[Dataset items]
◆ ◆ ◆ ◆ ◆

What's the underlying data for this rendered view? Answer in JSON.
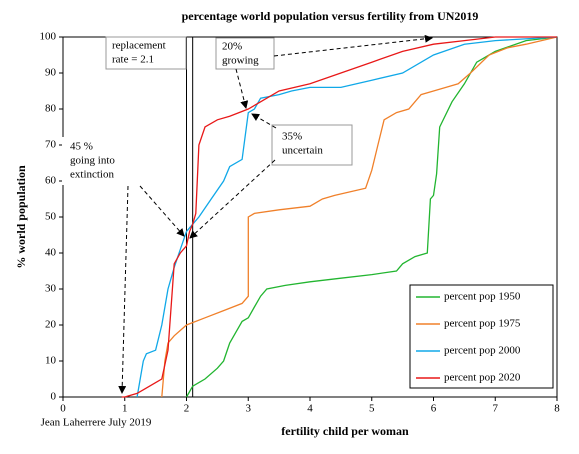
{
  "chart_data": {
    "type": "line",
    "title": "percentage world population versus fertility from UN2019",
    "x_label": "fertility child per woman",
    "y_label": "% world population",
    "credit": "Jean Laherrere July 2019",
    "xlim": [
      0,
      8
    ],
    "ylim": [
      0,
      100
    ],
    "xticks": [
      0,
      1,
      2,
      3,
      4,
      5,
      6,
      7,
      8
    ],
    "yticks": [
      0,
      10,
      20,
      30,
      40,
      50,
      60,
      70,
      80,
      90,
      100
    ],
    "vlines": [
      2,
      2.1
    ],
    "legend": "lower right",
    "annotations": [
      {
        "lines": [
          "replacement",
          "rate = 2.1"
        ]
      },
      {
        "lines": [
          "20%",
          "growing"
        ]
      },
      {
        "lines": [
          "35%",
          "uncertain"
        ]
      },
      {
        "lines": [
          "45 %",
          "going into",
          "extinction"
        ]
      }
    ],
    "series": [
      {
        "name": "percent pop 1950",
        "color": "#22b530",
        "x": [
          2.0,
          2.1,
          2.3,
          2.5,
          2.6,
          2.7,
          2.8,
          2.9,
          3.0,
          3.1,
          3.2,
          3.3,
          3.6,
          4.0,
          4.5,
          5.0,
          5.4,
          5.5,
          5.7,
          5.9,
          5.95,
          6.0,
          6.05,
          6.1,
          6.3,
          6.5,
          6.7,
          7.0,
          7.5,
          8.0
        ],
        "values": [
          0,
          3,
          5,
          8,
          10,
          15,
          18,
          21,
          22,
          25,
          28,
          30,
          31,
          32,
          33,
          34,
          35,
          37,
          39,
          40,
          55,
          56,
          62,
          75,
          82,
          87,
          93,
          96,
          99,
          100
        ]
      },
      {
        "name": "percent pop 1975",
        "color": "#f0802a",
        "x": [
          1.6,
          1.65,
          1.7,
          1.8,
          2.0,
          2.3,
          2.6,
          2.9,
          3.0,
          3.0,
          3.1,
          3.5,
          4.0,
          4.2,
          4.4,
          4.9,
          5.0,
          5.1,
          5.2,
          5.4,
          5.6,
          5.8,
          6.0,
          6.2,
          6.4,
          6.6,
          6.9,
          7.2,
          7.5,
          8.0
        ],
        "values": [
          0,
          10,
          15,
          17,
          20,
          22,
          24,
          26,
          28,
          50,
          51,
          52,
          53,
          55,
          56,
          58,
          63,
          70,
          77,
          79,
          80,
          84,
          85,
          86,
          87,
          90,
          95,
          97,
          98,
          100
        ]
      },
      {
        "name": "percent pop 2000",
        "color": "#10a8e8",
        "x": [
          1.2,
          1.3,
          1.35,
          1.5,
          1.6,
          1.7,
          1.8,
          1.9,
          2.0,
          2.1,
          2.2,
          2.4,
          2.6,
          2.7,
          2.9,
          3.0,
          3.1,
          3.2,
          3.5,
          3.7,
          4.0,
          4.5,
          5.0,
          5.5,
          6.0,
          6.5,
          7.0,
          8.0
        ],
        "values": [
          0,
          10,
          12,
          13,
          20,
          30,
          36,
          41,
          46,
          48,
          50,
          55,
          60,
          64,
          66,
          79,
          80,
          83,
          84,
          85,
          86,
          86,
          88,
          90,
          95,
          98,
          99,
          100
        ]
      },
      {
        "name": "percent pop 2020",
        "color": "#e81818",
        "x": [
          0.95,
          1.0,
          1.2,
          1.3,
          1.6,
          1.7,
          1.8,
          1.9,
          2.0,
          2.05,
          2.1,
          2.15,
          2.2,
          2.3,
          2.5,
          2.7,
          3.0,
          3.2,
          3.5,
          4.0,
          4.5,
          5.0,
          5.5,
          6.0,
          6.5,
          7.0,
          8.0
        ],
        "values": [
          0,
          0,
          1,
          2,
          5,
          13,
          37,
          40,
          42,
          46,
          48,
          51,
          70,
          75,
          77,
          78,
          80,
          82,
          85,
          87,
          90,
          93,
          96,
          98,
          99,
          100,
          100
        ]
      }
    ]
  }
}
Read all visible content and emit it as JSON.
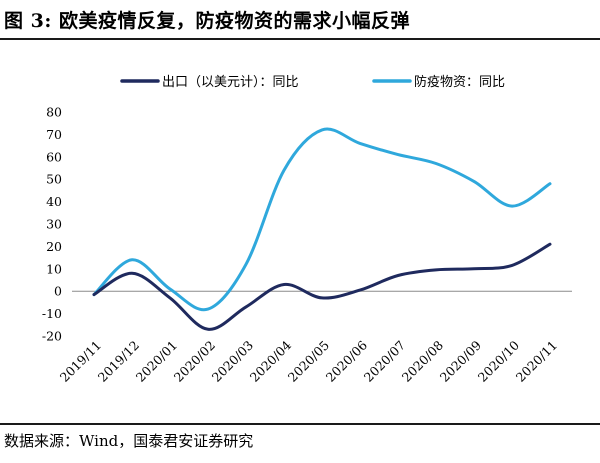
{
  "figure": {
    "title": "图 3:  欧美疫情反复，防疫物资的需求小幅反弹",
    "source": "数据来源：Wind，国泰君安证券研究"
  },
  "chart_data": {
    "type": "line",
    "categories": [
      "2019/11",
      "2019/12",
      "2020/01",
      "2020/02",
      "2020/03",
      "2020/04",
      "2020/05",
      "2020/06",
      "2020/07",
      "2020/08",
      "2020/09",
      "2020/10",
      "2020/11"
    ],
    "ylim": [
      -20,
      80
    ],
    "yticks": [
      80,
      70,
      60,
      50,
      40,
      30,
      20,
      10,
      0,
      -10,
      -20
    ],
    "legend_position": "top",
    "grid": false,
    "series": [
      {
        "name": "出口（以美元计）：同比",
        "color": "#1f2a5e",
        "values": [
          -1.5,
          8,
          -3,
          -17,
          -7,
          3,
          -3,
          0.5,
          7,
          9.5,
          10,
          11.5,
          21
        ]
      },
      {
        "name": "防疫物资：同比",
        "color": "#2fa8dc",
        "values": [
          -1.5,
          14,
          1,
          -8,
          12,
          54,
          72,
          66,
          61,
          57,
          49,
          38,
          48
        ]
      }
    ]
  }
}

◆ ◆ ◆ ◆ ◆

TASK TO CARRY OUT: Gather all lines from the records above in which "population" appears.

COMPLETE OUTPUT:
    "title": "percentage world population versus fertility from UN2019",
    "y_label": "% world population",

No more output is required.